_Data entries_:
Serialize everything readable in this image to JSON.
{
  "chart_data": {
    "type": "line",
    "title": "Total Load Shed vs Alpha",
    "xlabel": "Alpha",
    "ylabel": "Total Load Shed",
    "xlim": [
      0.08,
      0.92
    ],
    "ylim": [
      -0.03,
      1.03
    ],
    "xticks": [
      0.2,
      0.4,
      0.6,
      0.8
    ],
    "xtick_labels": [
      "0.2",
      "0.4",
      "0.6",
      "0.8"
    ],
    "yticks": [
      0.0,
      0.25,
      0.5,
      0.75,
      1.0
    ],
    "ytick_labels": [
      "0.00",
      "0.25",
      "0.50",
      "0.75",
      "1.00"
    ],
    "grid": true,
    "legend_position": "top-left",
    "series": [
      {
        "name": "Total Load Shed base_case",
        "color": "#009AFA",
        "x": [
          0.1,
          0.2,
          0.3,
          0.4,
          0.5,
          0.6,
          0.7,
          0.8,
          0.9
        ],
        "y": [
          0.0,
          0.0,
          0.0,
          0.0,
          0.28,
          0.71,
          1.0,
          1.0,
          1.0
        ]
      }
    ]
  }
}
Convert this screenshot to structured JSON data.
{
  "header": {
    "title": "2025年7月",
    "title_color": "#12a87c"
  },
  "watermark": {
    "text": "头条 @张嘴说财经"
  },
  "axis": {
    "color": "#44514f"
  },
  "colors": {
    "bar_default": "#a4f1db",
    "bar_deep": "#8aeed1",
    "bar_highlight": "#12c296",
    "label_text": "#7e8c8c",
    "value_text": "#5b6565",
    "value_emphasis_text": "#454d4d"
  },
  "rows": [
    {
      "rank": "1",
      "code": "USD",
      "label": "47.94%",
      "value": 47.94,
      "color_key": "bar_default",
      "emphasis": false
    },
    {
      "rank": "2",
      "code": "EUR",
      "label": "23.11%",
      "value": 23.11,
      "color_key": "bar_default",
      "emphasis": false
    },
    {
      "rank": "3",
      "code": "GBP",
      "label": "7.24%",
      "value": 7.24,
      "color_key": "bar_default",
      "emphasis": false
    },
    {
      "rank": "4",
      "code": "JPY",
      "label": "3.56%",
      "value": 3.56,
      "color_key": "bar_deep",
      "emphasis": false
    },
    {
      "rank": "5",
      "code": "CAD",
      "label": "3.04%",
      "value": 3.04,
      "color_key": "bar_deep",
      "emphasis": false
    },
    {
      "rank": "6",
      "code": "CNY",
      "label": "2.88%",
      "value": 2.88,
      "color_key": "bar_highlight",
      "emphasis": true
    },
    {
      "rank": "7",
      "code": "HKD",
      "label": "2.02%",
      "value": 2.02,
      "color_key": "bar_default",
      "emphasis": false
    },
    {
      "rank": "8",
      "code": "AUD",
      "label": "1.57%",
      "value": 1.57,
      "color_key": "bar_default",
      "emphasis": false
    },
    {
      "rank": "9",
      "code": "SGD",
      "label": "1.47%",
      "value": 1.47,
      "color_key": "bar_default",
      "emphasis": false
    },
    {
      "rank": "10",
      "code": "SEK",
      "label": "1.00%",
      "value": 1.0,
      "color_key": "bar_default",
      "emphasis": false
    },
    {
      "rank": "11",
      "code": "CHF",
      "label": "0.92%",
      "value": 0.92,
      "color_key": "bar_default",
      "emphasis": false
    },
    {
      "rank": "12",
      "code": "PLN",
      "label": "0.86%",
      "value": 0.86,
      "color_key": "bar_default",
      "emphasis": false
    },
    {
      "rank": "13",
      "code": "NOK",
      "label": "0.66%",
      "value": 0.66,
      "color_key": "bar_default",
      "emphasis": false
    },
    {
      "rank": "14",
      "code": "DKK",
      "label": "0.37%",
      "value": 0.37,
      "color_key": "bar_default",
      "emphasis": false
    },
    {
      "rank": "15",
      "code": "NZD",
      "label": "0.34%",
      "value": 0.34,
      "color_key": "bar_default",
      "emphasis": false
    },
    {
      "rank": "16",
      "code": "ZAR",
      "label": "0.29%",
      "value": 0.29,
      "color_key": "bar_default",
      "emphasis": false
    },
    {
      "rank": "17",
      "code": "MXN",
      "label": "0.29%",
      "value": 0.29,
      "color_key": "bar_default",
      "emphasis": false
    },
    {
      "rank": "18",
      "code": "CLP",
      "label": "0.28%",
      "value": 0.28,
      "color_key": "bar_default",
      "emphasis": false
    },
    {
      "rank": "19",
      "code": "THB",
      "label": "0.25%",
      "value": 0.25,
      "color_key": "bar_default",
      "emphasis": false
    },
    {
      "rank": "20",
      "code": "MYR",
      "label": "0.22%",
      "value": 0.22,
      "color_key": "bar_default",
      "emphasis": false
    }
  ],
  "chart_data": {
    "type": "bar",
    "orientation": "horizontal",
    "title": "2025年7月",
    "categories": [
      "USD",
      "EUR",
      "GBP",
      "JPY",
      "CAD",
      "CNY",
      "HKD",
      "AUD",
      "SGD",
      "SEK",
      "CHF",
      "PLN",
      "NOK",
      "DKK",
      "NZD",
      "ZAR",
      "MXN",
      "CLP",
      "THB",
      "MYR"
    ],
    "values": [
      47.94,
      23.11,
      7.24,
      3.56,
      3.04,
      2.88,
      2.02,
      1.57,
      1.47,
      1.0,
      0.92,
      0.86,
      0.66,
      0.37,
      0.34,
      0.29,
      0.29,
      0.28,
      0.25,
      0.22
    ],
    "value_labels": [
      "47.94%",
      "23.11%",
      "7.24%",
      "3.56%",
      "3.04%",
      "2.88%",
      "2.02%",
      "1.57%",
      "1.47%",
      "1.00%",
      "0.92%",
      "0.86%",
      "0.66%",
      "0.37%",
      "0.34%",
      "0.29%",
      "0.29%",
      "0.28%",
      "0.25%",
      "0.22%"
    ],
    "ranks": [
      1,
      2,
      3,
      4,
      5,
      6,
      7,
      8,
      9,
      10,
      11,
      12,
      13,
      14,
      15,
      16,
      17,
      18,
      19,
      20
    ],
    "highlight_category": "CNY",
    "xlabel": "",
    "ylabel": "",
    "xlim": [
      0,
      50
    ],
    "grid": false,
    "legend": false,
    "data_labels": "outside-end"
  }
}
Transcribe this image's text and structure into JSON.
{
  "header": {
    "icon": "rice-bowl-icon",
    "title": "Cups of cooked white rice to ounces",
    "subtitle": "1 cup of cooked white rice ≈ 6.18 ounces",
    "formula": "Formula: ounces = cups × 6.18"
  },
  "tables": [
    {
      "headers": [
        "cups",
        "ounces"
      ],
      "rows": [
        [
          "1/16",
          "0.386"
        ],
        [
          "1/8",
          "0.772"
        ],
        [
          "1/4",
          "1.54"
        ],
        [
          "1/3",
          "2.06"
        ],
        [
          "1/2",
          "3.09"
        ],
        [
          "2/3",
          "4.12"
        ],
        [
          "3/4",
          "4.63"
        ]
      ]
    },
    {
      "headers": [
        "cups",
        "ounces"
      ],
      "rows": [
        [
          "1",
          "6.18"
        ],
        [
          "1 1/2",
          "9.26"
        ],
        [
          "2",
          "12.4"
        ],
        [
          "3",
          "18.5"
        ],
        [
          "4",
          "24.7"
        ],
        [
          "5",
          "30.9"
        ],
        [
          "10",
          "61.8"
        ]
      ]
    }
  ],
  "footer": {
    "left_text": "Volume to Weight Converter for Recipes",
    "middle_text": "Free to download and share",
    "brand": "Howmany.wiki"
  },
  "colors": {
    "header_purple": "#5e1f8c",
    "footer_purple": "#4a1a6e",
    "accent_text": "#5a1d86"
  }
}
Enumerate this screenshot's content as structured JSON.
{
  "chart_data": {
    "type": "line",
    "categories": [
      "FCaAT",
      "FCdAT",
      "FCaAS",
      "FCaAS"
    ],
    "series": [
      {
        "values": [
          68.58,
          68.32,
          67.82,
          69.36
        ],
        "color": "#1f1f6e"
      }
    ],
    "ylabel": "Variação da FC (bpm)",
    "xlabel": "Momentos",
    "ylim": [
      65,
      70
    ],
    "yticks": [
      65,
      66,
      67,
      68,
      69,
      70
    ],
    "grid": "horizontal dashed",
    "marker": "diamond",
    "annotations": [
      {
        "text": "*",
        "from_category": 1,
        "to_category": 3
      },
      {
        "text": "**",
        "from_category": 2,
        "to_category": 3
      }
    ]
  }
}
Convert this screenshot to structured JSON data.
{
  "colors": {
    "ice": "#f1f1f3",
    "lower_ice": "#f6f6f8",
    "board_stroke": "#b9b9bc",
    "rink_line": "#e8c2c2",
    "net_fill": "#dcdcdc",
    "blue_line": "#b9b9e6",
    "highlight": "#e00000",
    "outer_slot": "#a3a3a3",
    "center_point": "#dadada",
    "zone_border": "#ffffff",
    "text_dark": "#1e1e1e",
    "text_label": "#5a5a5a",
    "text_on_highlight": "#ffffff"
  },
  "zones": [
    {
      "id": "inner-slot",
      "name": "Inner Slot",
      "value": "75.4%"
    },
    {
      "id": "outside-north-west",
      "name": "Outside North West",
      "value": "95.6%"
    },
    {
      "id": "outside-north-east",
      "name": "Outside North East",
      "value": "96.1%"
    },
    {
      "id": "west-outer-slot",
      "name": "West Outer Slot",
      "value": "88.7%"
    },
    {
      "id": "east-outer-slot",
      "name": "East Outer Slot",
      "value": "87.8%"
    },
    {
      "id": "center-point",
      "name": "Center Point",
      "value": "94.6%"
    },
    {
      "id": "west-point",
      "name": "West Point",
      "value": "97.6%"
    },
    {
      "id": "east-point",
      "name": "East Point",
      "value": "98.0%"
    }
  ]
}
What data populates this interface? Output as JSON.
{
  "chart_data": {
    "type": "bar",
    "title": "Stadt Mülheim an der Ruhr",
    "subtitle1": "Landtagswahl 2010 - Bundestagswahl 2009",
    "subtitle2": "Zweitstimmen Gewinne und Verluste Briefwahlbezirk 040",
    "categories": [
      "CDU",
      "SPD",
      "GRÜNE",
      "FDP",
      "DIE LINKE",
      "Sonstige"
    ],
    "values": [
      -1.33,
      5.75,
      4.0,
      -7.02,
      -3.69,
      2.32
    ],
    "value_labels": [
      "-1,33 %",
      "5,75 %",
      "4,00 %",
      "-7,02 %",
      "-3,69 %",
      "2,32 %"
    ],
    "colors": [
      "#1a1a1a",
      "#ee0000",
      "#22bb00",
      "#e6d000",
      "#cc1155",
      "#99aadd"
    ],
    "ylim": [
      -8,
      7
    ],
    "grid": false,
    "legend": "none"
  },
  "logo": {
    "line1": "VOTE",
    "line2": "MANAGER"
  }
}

_The exercise_: Read through the data and copy every line where "grid" shows up.

_Written answer_:
    "grid": true,
    "grid": false,
    "grid": "horizontal dashed",
    "grid": false,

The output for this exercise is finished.